-- EXERCISE --
Below are some records; retype all of them exactly.

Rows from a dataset
— Start —

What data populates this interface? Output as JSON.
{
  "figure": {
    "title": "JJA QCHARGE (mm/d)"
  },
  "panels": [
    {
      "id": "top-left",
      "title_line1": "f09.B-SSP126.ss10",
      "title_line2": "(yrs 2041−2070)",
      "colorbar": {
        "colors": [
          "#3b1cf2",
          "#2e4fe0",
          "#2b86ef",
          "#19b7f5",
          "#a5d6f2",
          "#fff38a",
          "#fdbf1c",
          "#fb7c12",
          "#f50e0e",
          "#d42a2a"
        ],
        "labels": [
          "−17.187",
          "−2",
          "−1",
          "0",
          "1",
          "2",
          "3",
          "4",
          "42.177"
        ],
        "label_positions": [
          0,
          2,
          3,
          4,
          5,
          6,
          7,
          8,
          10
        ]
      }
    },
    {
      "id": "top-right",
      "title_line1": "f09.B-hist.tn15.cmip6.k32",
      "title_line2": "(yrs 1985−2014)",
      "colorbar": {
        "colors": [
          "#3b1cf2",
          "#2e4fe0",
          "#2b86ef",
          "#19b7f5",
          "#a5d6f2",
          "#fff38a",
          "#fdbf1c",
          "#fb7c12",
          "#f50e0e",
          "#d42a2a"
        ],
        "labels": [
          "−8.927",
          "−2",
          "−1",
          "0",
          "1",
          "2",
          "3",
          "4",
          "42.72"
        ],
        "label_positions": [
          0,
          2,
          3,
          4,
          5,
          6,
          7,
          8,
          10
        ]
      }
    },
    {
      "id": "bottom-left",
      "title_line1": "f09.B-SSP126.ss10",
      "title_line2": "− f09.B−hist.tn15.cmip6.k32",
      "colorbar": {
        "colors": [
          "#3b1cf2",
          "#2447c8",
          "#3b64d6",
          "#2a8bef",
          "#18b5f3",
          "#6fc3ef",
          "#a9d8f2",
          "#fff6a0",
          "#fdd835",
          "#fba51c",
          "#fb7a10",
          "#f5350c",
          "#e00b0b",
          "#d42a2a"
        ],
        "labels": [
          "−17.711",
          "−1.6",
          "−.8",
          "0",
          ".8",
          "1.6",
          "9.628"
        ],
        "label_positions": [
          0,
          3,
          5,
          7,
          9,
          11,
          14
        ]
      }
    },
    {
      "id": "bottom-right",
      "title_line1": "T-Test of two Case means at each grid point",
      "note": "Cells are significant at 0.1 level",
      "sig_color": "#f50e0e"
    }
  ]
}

— End —

-- TASK RESULT --
What data populates this interface? Output as JSON.
{
  "figure": {
    "title": "JJA QCHARGE (mm/d)"
  },
  "panels": [
    {
      "id": "top-left",
      "title_line1": "f09.B-SSP126.ss10",
      "title_line2": "(yrs 2041−2070)",
      "colorbar": {
        "colors": [
          "#3b1cf2",
          "#2e4fe0",
          "#2b86ef",
          "#19b7f5",
          "#a5d6f2",
          "#fff38a",
          "#fdbf1c",
          "#fb7c12",
          "#f50e0e",
          "#d42a2a"
        ],
        "labels": [
          "−17.187",
          "−2",
          "−1",
          "0",
          "1",
          "2",
          "3",
          "4",
          "42.177"
        ],
        "label_positions": [
          0,
          2,
          3,
          4,
          5,
          6,
          7,
          8,
          10
        ]
      }
    },
    {
      "id": "top-right",
      "title_line1": "f09.B-hist.tn15.cmip6.k32",
      "title_line2": "(yrs 1985−2014)",
      "colorbar": {
        "colors": [
          "#3b1cf2",
          "#2e4fe0",
          "#2b86ef",
          "#19b7f5",
          "#a5d6f2",
          "#fff38a",
          "#fdbf1c",
          "#fb7c12",
          "#f50e0e",
          "#d42a2a"
        ],
        "labels": [
          "−8.927",
          "−2",
          "−1",
          "0",
          "1",
          "2",
          "3",
          "4",
          "42.72"
        ],
        "label_positions": [
          0,
          2,
          3,
          4,
          5,
          6,
          7,
          8,
          10
        ]
      }
    },
    {
      "id": "bottom-left",
      "title_line1": "f09.B-SSP126.ss10",
      "title_line2": "− f09.B−hist.tn15.cmip6.k32",
      "colorbar": {
        "colors": [
          "#3b1cf2",
          "#2447c8",
          "#3b64d6",
          "#2a8bef",
          "#18b5f3",
          "#6fc3ef",
          "#a9d8f2",
          "#fff6a0",
          "#fdd835",
          "#fba51c",
          "#fb7a10",
          "#f5350c",
          "#e00b0b",
          "#d42a2a"
        ],
        "labels": [
          "−17.711",
          "−1.6",
          "−.8",
          "0",
          ".8",
          "1.6",
          "9.628"
        ],
        "label_positions": [
          0,
          3,
          5,
          7,
          9,
          11,
          14
        ]
      }
    },
    {
      "id": "bottom-right",
      "title_line1": "T-Test of two Case means at each grid point",
      "note": "Cells are significant at 0.1 level",
      "sig_color": "#f50e0e"
    }
  ]
}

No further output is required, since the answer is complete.